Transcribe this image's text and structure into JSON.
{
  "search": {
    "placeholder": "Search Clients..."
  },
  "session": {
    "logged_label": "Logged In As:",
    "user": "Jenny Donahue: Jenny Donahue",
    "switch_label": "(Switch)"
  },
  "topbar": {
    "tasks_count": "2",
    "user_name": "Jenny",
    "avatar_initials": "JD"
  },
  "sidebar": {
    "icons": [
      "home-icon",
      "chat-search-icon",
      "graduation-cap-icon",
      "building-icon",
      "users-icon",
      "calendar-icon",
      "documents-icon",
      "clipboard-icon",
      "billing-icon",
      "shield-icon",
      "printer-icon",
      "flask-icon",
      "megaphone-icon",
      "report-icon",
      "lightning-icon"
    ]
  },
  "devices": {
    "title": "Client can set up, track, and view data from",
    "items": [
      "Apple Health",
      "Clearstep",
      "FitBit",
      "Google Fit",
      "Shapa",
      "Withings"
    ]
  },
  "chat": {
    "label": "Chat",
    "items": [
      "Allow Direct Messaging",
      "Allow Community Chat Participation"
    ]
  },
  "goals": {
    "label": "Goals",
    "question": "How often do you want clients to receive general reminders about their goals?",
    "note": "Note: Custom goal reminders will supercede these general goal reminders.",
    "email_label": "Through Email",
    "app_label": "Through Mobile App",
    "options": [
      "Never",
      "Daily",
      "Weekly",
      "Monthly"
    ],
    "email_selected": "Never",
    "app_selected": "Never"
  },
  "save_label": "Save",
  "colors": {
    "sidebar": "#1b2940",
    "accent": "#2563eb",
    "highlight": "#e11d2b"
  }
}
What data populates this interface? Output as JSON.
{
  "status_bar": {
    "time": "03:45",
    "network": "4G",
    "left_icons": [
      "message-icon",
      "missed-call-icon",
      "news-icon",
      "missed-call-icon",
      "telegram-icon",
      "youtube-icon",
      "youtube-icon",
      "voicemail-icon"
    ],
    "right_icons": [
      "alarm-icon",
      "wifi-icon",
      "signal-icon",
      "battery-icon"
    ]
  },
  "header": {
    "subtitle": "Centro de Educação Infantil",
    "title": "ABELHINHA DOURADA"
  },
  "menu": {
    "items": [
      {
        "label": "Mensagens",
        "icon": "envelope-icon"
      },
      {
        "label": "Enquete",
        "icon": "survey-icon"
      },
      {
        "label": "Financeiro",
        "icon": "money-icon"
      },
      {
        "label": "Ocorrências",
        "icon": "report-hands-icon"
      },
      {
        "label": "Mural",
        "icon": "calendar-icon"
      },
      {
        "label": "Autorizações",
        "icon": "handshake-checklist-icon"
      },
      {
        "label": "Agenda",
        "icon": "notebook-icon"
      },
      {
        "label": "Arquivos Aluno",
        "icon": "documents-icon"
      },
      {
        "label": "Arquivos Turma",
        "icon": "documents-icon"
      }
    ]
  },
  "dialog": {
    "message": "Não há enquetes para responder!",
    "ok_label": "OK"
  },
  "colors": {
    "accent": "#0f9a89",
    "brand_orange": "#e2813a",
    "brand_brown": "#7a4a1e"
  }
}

■ ■ ■ ■

Return the material in full, exactly as shown.

▸ SOLUTION
Transcribe this image's text and structure into JSON.
{
  "search": {
    "placeholder": "Search Clients..."
  },
  "session": {
    "logged_label": "Logged In As:",
    "user": "Jenny Donahue: Jenny Donahue",
    "switch_label": "(Switch)"
  },
  "topbar": {
    "tasks_count": "2",
    "user_name": "Jenny",
    "avatar_initials": "JD"
  },
  "sidebar": {
    "icons": [
      "home-icon",
      "chat-search-icon",
      "graduation-cap-icon",
      "building-icon",
      "users-icon",
      "calendar-icon",
      "documents-icon",
      "clipboard-icon",
      "billing-icon",
      "shield-icon",
      "printer-icon",
      "flask-icon",
      "megaphone-icon",
      "report-icon",
      "lightning-icon"
    ]
  },
  "devices": {
    "title": "Client can set up, track, and view data from",
    "items": [
      "Apple Health",
      "Clearstep",
      "FitBit",
      "Google Fit",
      "Shapa",
      "Withings"
    ]
  },
  "chat": {
    "label": "Chat",
    "items": [
      "Allow Direct Messaging",
      "Allow Community Chat Participation"
    ]
  },
  "goals": {
    "label": "Goals",
    "question": "How often do you want clients to receive general reminders about their goals?",
    "note": "Note: Custom goal reminders will supercede these general goal reminders.",
    "email_label": "Through Email",
    "app_label": "Through Mobile App",
    "options": [
      "Never",
      "Daily",
      "Weekly",
      "Monthly"
    ],
    "email_selected": "Never",
    "app_selected": "Never"
  },
  "save_label": "Save",
  "colors": {
    "sidebar": "#1b2940",
    "accent": "#2563eb",
    "highlight": "#e11d2b"
  }
}
What data populates this interface? Output as JSON.
{
  "status_bar": {
    "time": "03:45",
    "network": "4G",
    "left_icons": [
      "message-icon",
      "missed-call-icon",
      "news-icon",
      "missed-call-icon",
      "telegram-icon",
      "youtube-icon",
      "youtube-icon",
      "voicemail-icon"
    ],
    "right_icons": [
      "alarm-icon",
      "wifi-icon",
      "signal-icon",
      "battery-icon"
    ]
  },
  "header": {
    "subtitle": "Centro de Educação Infantil",
    "title": "ABELHINHA DOURADA"
  },
  "menu": {
    "items": [
      {
        "label": "Mensagens",
        "icon": "envelope-icon"
      },
      {
        "label": "Enquete",
        "icon": "survey-icon"
      },
      {
        "label": "Financeiro",
        "icon": "money-icon"
      },
      {
        "label": "Ocorrências",
        "icon": "report-hands-icon"
      },
      {
        "label": "Mural",
        "icon": "calendar-icon"
      },
      {
        "label": "Autorizações",
        "icon": "handshake-checklist-icon"
      },
      {
        "label": "Agenda",
        "icon": "notebook-icon"
      },
      {
        "label": "Arquivos Aluno",
        "icon": "documents-icon"
      },
      {
        "label": "Arquivos Turma",
        "icon": "documents-icon"
      }
    ]
  },
  "dialog": {
    "message": "Não há enquetes para responder!",
    "ok_label": "OK"
  },
  "colors": {
    "accent": "#0f9a89",
    "brand_orange": "#e2813a",
    "brand_brown": "#7a4a1e"
  }
}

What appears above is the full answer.